======== Extracted records

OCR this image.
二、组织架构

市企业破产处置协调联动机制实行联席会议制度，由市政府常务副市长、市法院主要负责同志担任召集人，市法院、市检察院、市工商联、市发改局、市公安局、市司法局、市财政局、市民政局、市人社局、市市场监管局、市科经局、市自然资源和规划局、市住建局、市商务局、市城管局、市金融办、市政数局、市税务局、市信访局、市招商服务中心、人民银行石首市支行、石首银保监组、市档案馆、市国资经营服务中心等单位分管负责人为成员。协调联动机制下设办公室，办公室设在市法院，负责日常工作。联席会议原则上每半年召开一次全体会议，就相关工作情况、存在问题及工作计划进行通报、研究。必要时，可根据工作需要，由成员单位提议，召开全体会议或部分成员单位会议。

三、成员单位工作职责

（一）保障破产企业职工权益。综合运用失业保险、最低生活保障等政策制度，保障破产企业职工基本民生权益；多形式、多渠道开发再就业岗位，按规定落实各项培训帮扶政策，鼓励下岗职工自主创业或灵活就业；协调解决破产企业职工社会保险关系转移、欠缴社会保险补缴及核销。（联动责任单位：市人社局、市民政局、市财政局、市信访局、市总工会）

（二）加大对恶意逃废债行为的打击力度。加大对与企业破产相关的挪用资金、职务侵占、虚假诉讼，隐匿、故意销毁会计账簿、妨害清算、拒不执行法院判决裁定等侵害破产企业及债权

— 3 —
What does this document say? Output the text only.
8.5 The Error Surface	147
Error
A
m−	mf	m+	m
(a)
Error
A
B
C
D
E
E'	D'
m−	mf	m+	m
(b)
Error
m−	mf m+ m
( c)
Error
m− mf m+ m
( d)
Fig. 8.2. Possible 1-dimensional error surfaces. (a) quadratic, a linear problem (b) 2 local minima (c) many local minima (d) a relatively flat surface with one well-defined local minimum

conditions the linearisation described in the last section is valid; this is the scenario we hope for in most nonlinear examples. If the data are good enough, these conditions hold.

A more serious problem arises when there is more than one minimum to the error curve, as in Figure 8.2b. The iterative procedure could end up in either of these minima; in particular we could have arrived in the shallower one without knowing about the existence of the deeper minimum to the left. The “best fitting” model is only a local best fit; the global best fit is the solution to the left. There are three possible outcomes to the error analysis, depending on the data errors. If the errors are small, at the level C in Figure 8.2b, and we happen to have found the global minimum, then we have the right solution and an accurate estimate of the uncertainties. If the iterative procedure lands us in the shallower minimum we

================

Directions for this task
Take the entries above and transcribe them in full.

The solution
OCR this image.
二、组织架构

市企业破产处置协调联动机制实行联席会议制度，由市政府常务副市长、市法院主要负责同志担任召集人，市法院、市检察院、市工商联、市发改局、市公安局、市司法局、市财政局、市民政局、市人社局、市市场监管局、市科经局、市自然资源和规划局、市住建局、市商务局、市城管局、市金融办、市政数局、市税务局、市信访局、市招商服务中心、人民银行石首市支行、石首银保监组、市档案馆、市国资经营服务中心等单位分管负责人为成员。协调联动机制下设办公室，办公室设在市法院，负责日常工作。联席会议原则上每半年召开一次全体会议，就相关工作情况、存在问题及工作计划进行通报、研究。必要时，可根据工作需要，由成员单位提议，召开全体会议或部分成员单位会议。

三、成员单位工作职责

（一）保障破产企业职工权益。综合运用失业保险、最低生活保障等政策制度，保障破产企业职工基本民生权益；多形式、多渠道开发再就业岗位，按规定落实各项培训帮扶政策，鼓励下岗职工自主创业或灵活就业；协调解决破产企业职工社会保险关系转移、欠缴社会保险补缴及核销。（联动责任单位：市人社局、市民政局、市财政局、市信访局、市总工会）

（二）加大对恶意逃废债行为的打击力度。加大对与企业破产相关的挪用资金、职务侵占、虚假诉讼，隐匿、故意销毁会计账簿、妨害清算、拒不执行法院判决裁定等侵害破产企业及债权

— 3 —
What does this document say? Output the text only.
8.5 The Error Surface	147
Error
A
m−	mf	m+	m
(a)
Error
A
B
C
D
E
E'	D'
m−	mf	m+	m
(b)
Error
m−	mf m+ m
( c)
Error
m− mf m+ m
( d)
Fig. 8.2. Possible 1-dimensional error surfaces. (a) quadratic, a linear problem (b) 2 local minima (c) many local minima (d) a relatively flat surface with one well-defined local minimum

conditions the linearisation described in the last section is valid; this is the scenario we hope for in most nonlinear examples. If the data are good enough, these conditions hold.

A more serious problem arises when there is more than one minimum to the error curve, as in Figure 8.2b. The iterative procedure could end up in either of these minima; in particular we could have arrived in the shallower one without knowing about the existence of the deeper minimum to the left. The “best fitting” model is only a local best fit; the global best fit is the solution to the left. There are three possible outcomes to the error analysis, depending on the data errors. If the errors are small, at the level C in Figure 8.2b, and we happen to have found the global minimum, then we have the right solution and an accurate estimate of the uncertainties. If the iterative procedure lands us in the shallower minimum we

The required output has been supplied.